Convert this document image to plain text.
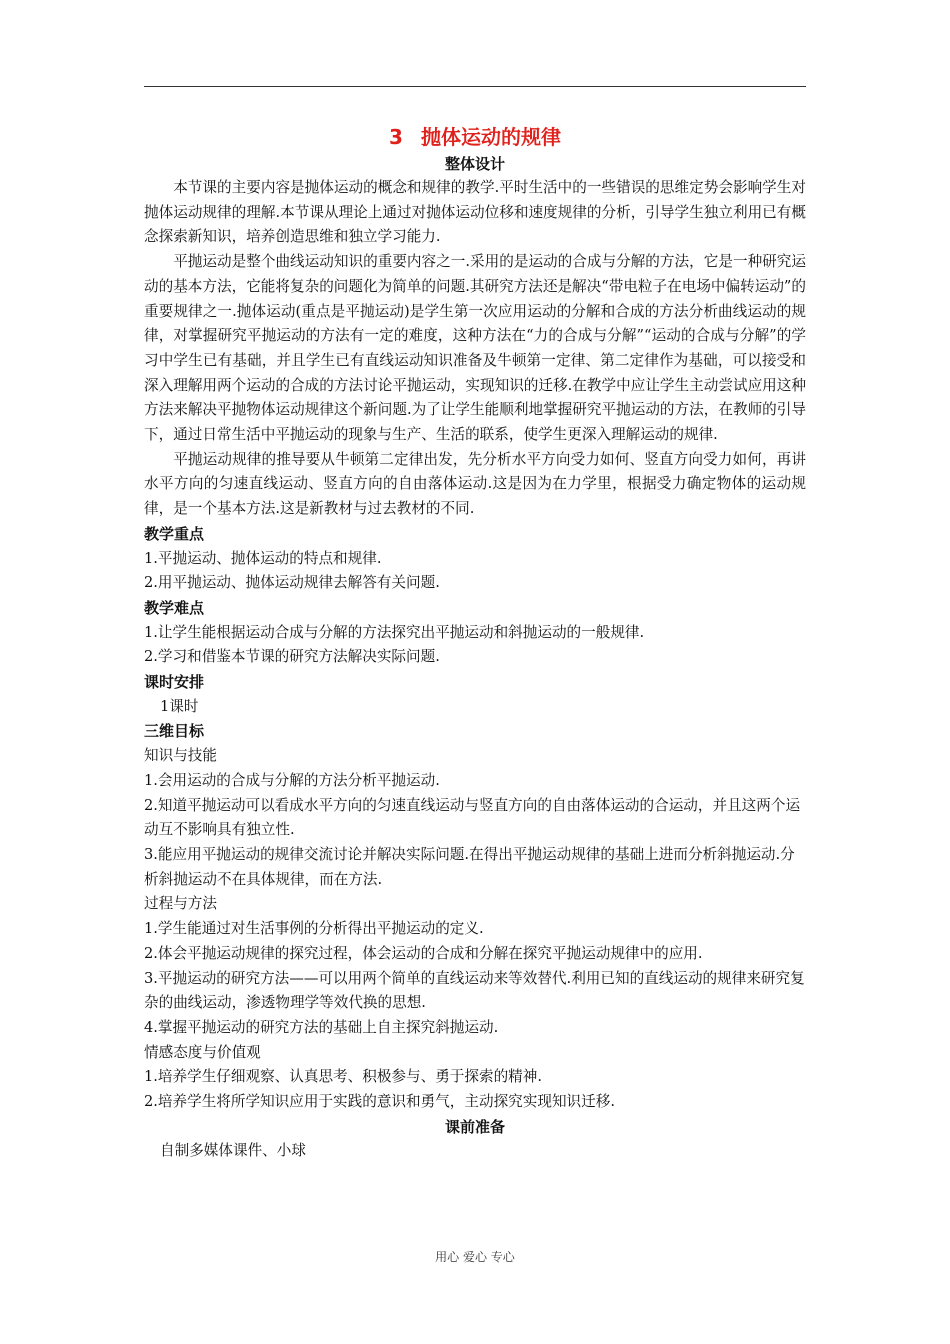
3 抛体运动的规律
整体设计

本节课的主要内容是抛体运动的概念和规律的教学.平时生活中的一些错误的思维定势会影响学生对抛体运动规律的理解.本节课从理论上通过对抛体运动位移和速度规律的分析，引导学生独立利用已有概念探索新知识，培养创造思维和独立学习能力.

平抛运动是整个曲线运动知识的重要内容之一.采用的是运动的合成与分解的方法，它是一种研究运动的基本方法，它能将复杂的问题化为简单的问题.其研究方法还是解决“带电粒子在电场中偏转运动”的重要规律之一.抛体运动(重点是平抛运动)是学生第一次应用运动的分解和合成的方法分析曲线运动的规律，对掌握研究平抛运动的方法有一定的难度，这种方法在“力的合成与分解”“运动的合成与分解”的学习中学生已有基础，并且学生已有直线运动知识准备及牛顿第一定律、第二定律作为基础，可以接受和深入理解用两个运动的合成的方法讨论平抛运动，实现知识的迁移.在教学中应让学生主动尝试应用这种方法来解决平抛物体运动规律这个新问题.为了让学生能顺利地掌握研究平抛运动的方法，在教师的引导下，通过日常生活中平抛运动的现象与生产、生活的联系，使学生更深入理解运动的规律.

平抛运动规律的推导要从牛顿第二定律出发，先分析水平方向受力如何、竖直方向受力如何，再讲水平方向的匀速直线运动、竖直方向的自由落体运动.这是因为在力学里，根据受力确定物体的运动规律，是一个基本方法.这是新教材与过去教材的不同.

教学重点

1.平抛运动、抛体运动的特点和规律.

2.用平抛运动、抛体运动规律去解答有关问题.

教学难点

1.让学生能根据运动合成与分解的方法探究出平抛运动和斜抛运动的一般规律.

2.学习和借鉴本节课的研究方法解决实际问题.

课时安排

1课时

三维目标

知识与技能

1.会用运动的合成与分解的方法分析平抛运动.

2.知道平抛运动可以看成水平方向的匀速直线运动与竖直方向的自由落体运动的合运动，并且这两个运动互不影响具有独立性.

3.能应用平抛运动的规律交流讨论并解决实际问题.在得出平抛运动规律的基础上进而分析斜抛运动.分析斜抛运动不在具体规律，而在方法.

过程与方法

1.学生能通过对生活事例的分析得出平抛运动的定义.

2.体会平抛运动规律的探究过程，体会运动的合成和分解在探究平抛运动规律中的应用.

3.平抛运动的研究方法——可以用两个简单的直线运动来等效替代.利用已知的直线运动的规律来研究复杂的曲线运动，渗透物理学等效代换的思想.

4.掌握平抛运动的研究方法的基础上自主探究斜抛运动.

情感态度与价值观

1.培养学生仔细观察、认真思考、积极参与、勇于探索的精神.

2.培养学生将所学知识应用于实践的意识和勇气，主动探究实现知识迁移.

课前准备

自制多媒体课件、小球

用心 爱心 专心
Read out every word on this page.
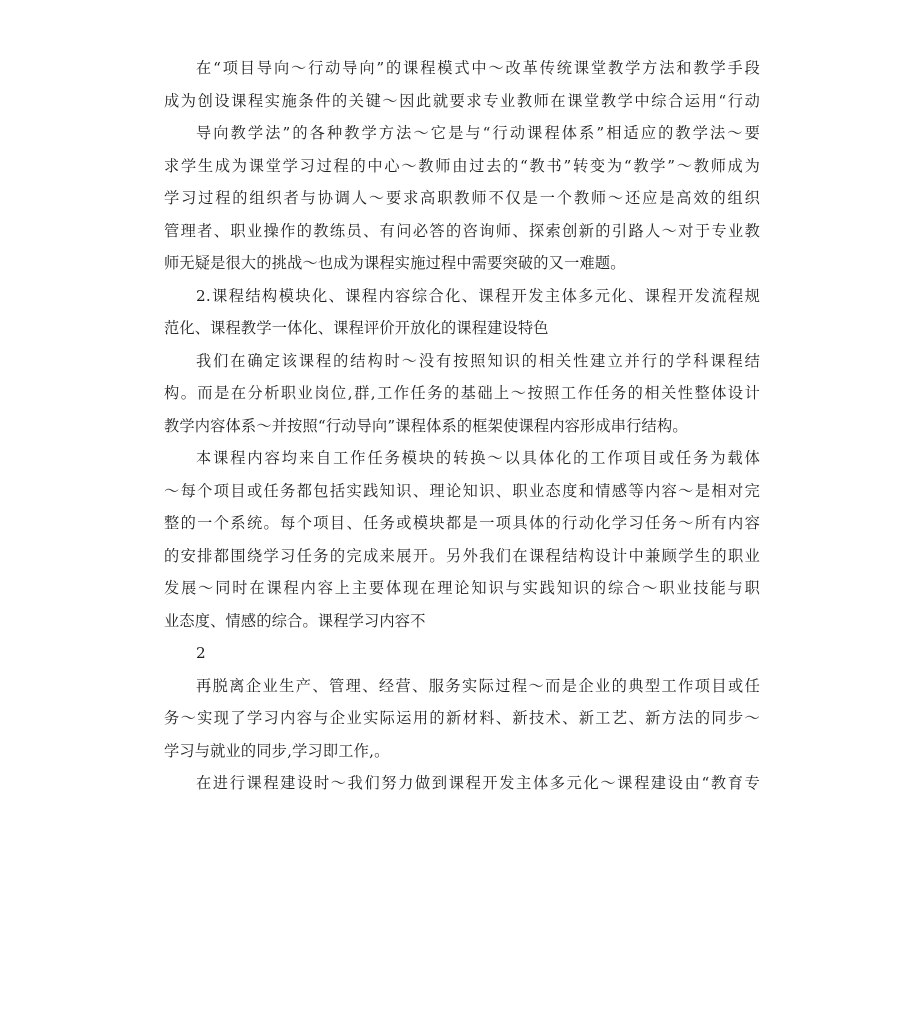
在“项目导向～行动导向”的课程模式中～改革传统课堂教学方法和教学手段
成为创设课程实施条件的关键～因此就要求专业教师在课堂教学中综合运用“行动
导向教学法”的各种教学方法～它是与“行动课程体系”相适应的教学法～要
求学生成为课堂学习过程的中心～教师由过去的“教书”转变为“教学”～教师成为
学习过程的组织者与协调人～要求高职教师不仅是一个教师～还应是高效的组织
管理者、职业操作的教练员、有问必答的咨询师、探索创新的引路人～对于专业教
师无疑是很大的挑战～也成为课程实施过程中需要突破的又一难题。
2.课程结构模块化、课程内容综合化、课程开发主体多元化、课程开发流程规
范化、课程教学一体化、课程评价开放化的课程建设特色
我们在确定该课程的结构时～没有按照知识的相关性建立并行的学科课程结
构。而是在分析职业岗位,群,工作任务的基础上～按照工作任务的相关性整体设计
教学内容体系～并按照“行动导向”课程体系的框架使课程内容形成串行结构。
本课程内容均来自工作任务模块的转换～以具体化的工作项目或任务为载体
～每个项目或任务都包括实践知识、理论知识、职业态度和情感等内容～是相对完
整的一个系统。每个项目、任务或模块都是一项具体的行动化学习任务～所有内容
的安排都围绕学习任务的完成来展开。另外我们在课程结构设计中兼顾学生的职业
发展～同时在课程内容上主要体现在理论知识与实践知识的综合～职业技能与职
业态度、情感的综合。课程学习内容不
2
再脱离企业生产、管理、经营、服务实际过程～而是企业的典型工作项目或任
务～实现了学习内容与企业实际运用的新材料、新技术、新工艺、新方法的同步～
学习与就业的同步,学习即工作,。
在进行课程建设时～我们努力做到课程开发主体多元化～课程建设由“教育专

§ **Written task**:
Copy each line of the listing that includes "this".

§ **Reply to the exercise**:
Convert this document image to plain text.
Read out every word on this page.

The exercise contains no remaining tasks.